(Dataset excerpts)
-- Begin --

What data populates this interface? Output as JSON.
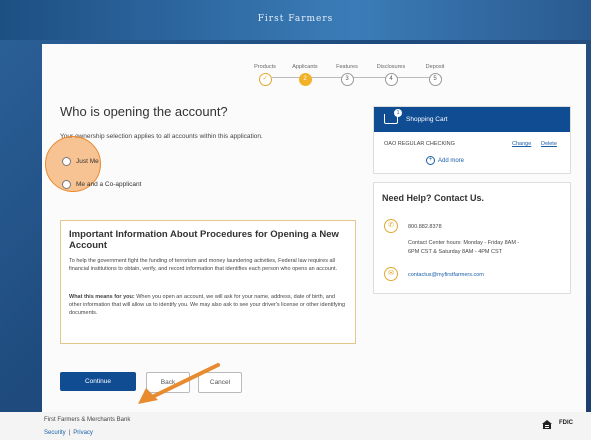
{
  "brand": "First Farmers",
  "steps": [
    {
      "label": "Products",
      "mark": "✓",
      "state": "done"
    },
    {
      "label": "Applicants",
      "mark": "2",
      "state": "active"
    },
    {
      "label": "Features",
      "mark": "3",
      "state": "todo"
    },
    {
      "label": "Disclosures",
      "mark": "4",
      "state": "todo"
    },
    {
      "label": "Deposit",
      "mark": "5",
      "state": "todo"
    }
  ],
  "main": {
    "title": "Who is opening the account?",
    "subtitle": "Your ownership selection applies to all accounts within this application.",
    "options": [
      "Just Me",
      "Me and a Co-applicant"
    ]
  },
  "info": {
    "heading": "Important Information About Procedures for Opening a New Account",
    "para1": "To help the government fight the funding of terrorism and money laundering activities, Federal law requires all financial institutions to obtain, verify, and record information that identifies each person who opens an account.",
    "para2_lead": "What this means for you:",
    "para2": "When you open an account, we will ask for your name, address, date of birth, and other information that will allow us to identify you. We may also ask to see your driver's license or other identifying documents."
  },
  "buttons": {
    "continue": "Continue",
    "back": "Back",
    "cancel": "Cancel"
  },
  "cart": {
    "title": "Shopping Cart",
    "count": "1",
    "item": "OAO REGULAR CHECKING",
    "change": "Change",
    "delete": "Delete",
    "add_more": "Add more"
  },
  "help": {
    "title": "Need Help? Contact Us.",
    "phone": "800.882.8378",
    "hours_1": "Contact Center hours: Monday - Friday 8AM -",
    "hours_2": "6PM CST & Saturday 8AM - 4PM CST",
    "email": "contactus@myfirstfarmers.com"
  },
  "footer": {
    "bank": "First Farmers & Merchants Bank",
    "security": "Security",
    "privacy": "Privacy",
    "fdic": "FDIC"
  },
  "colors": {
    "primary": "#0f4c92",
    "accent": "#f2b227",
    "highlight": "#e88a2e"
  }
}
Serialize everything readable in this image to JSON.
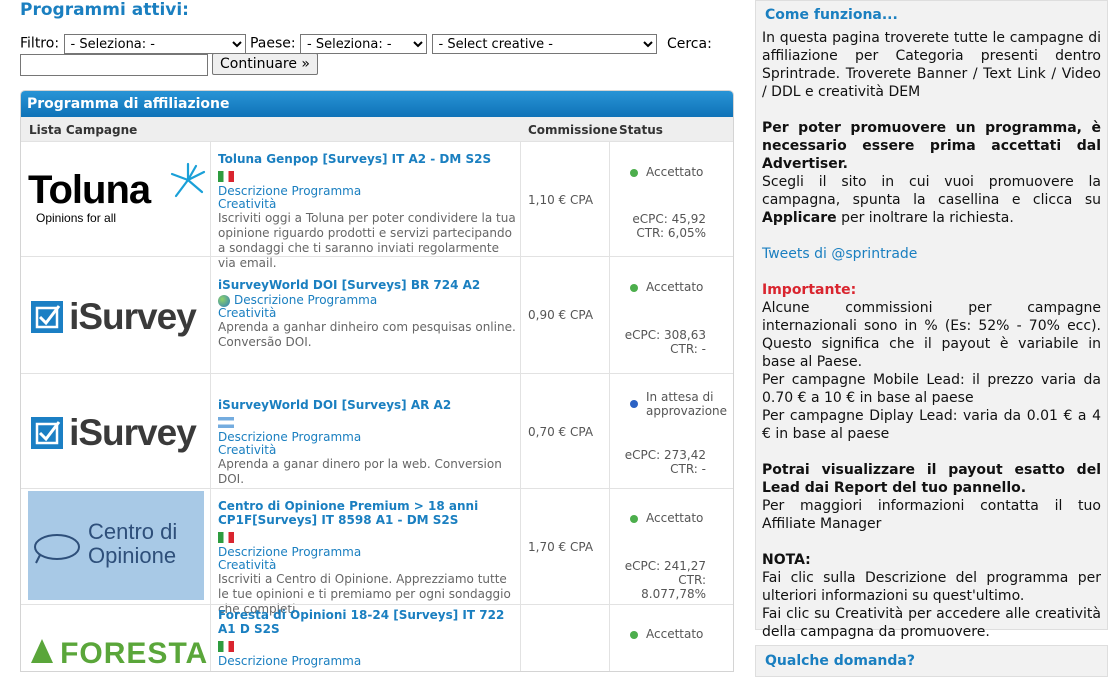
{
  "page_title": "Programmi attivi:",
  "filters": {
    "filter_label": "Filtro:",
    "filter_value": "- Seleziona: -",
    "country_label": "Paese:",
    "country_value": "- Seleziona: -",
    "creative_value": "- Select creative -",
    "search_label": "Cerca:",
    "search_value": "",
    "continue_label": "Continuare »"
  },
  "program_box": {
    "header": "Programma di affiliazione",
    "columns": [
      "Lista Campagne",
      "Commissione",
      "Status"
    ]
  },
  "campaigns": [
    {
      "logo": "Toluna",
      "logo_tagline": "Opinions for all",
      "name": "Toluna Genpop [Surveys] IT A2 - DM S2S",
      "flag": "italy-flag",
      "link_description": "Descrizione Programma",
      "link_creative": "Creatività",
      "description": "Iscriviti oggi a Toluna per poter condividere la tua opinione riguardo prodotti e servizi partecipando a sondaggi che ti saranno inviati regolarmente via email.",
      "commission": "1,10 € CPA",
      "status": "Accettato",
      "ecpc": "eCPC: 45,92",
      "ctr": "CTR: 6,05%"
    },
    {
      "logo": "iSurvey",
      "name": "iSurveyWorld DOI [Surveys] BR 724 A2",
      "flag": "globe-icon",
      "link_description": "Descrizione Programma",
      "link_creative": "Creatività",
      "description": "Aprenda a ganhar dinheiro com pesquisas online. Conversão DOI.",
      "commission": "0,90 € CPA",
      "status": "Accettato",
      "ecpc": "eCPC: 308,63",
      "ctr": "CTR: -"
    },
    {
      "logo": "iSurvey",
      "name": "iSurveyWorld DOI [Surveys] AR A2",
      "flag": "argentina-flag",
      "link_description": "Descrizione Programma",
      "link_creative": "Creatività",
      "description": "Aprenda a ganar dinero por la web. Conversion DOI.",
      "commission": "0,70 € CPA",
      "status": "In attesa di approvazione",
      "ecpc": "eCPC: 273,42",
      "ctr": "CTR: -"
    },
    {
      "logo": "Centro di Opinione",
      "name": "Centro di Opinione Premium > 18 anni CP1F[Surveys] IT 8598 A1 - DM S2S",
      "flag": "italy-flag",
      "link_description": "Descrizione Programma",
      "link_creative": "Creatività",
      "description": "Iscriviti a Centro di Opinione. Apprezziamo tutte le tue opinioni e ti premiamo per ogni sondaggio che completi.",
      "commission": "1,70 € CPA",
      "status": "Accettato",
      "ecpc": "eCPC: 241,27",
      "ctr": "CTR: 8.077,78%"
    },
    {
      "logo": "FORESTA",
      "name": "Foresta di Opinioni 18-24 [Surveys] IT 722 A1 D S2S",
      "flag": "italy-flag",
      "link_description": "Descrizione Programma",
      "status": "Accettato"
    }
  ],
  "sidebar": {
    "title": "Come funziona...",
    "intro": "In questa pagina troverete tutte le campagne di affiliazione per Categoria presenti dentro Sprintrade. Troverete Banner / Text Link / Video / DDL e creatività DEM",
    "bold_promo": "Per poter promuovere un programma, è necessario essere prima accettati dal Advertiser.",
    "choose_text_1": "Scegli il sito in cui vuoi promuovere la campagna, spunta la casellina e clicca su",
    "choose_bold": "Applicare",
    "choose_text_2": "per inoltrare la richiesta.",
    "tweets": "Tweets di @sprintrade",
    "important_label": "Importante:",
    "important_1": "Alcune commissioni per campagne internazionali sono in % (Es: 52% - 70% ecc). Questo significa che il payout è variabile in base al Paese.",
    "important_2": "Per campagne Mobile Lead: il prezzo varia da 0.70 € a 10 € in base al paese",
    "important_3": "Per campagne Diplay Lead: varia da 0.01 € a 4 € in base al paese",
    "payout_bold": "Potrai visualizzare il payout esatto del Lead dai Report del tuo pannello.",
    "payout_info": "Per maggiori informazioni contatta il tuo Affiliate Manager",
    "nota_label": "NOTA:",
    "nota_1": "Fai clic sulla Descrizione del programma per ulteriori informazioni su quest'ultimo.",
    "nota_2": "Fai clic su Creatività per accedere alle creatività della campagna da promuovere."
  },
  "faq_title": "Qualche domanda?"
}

-- End --

**WRITTEN TASK:** Scan the lines above for "Aprenda", then copy every one that has it.

**EXERCISE RESPONSE:**
      "description": "Aprenda a ganhar dinheiro com pesquisas online. Conversão DOI.",
      "description": "Aprenda a ganar dinero por la web. Conversion DOI.",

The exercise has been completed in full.